▶ [EXERCISE PROMPT]:
Locate the word "Health" in the data below, then copy every line that holds it.

Dataset items
========================================================================
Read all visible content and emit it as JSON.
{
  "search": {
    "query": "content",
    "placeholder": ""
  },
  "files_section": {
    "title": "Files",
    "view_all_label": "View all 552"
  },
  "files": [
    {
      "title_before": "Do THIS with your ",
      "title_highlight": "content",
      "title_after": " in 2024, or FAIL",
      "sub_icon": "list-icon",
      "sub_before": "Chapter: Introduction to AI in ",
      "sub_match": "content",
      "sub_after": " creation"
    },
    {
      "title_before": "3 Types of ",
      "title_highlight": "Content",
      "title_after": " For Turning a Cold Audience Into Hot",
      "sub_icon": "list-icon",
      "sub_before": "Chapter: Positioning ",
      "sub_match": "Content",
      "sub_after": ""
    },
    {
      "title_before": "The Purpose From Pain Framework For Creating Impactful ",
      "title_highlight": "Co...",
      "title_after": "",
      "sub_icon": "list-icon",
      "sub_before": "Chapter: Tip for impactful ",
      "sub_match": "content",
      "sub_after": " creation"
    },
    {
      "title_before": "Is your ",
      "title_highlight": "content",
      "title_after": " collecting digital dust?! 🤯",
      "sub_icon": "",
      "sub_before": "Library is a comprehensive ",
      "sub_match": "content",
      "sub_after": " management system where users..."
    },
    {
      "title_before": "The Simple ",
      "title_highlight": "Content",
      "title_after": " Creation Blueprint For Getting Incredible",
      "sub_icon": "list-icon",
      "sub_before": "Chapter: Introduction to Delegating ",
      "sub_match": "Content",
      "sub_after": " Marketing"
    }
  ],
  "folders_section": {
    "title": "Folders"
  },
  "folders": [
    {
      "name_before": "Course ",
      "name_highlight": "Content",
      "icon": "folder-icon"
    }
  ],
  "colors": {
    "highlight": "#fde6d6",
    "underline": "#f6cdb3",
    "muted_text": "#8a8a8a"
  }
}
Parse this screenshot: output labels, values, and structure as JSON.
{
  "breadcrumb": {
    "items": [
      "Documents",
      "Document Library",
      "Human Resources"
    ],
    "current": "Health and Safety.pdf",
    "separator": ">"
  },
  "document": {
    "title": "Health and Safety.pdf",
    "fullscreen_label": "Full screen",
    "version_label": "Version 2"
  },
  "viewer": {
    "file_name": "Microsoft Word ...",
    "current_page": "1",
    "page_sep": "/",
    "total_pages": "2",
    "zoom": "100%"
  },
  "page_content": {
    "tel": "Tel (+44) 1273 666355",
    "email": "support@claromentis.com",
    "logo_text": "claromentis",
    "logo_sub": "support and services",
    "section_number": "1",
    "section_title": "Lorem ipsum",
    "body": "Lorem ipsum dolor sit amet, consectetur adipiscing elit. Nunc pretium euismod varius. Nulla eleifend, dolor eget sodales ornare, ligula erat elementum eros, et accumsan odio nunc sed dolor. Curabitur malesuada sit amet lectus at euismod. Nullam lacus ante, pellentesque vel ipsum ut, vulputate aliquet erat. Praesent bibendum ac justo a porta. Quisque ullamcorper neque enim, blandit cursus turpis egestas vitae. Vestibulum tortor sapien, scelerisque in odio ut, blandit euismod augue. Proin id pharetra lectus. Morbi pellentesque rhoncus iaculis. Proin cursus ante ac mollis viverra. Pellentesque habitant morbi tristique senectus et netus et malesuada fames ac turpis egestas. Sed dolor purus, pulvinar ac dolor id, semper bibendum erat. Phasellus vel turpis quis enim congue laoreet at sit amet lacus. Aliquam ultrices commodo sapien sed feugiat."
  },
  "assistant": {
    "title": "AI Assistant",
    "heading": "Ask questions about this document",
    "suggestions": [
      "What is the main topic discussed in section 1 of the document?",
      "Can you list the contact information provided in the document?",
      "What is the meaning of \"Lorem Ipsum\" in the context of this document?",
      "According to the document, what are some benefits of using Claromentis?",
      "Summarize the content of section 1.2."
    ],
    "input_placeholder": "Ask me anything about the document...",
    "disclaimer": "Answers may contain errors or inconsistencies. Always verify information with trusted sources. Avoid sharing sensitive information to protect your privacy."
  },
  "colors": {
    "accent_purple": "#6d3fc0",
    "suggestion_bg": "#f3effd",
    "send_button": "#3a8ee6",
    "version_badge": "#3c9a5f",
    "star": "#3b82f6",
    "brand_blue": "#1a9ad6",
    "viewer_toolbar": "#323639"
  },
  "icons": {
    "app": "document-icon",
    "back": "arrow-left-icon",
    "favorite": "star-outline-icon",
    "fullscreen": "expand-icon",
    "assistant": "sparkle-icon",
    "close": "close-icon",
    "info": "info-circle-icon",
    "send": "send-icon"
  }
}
========================================================================
▶ [SOLUTION]:
    "current": "Health and Safety.pdf",
    "title": "Health and Safety.pdf",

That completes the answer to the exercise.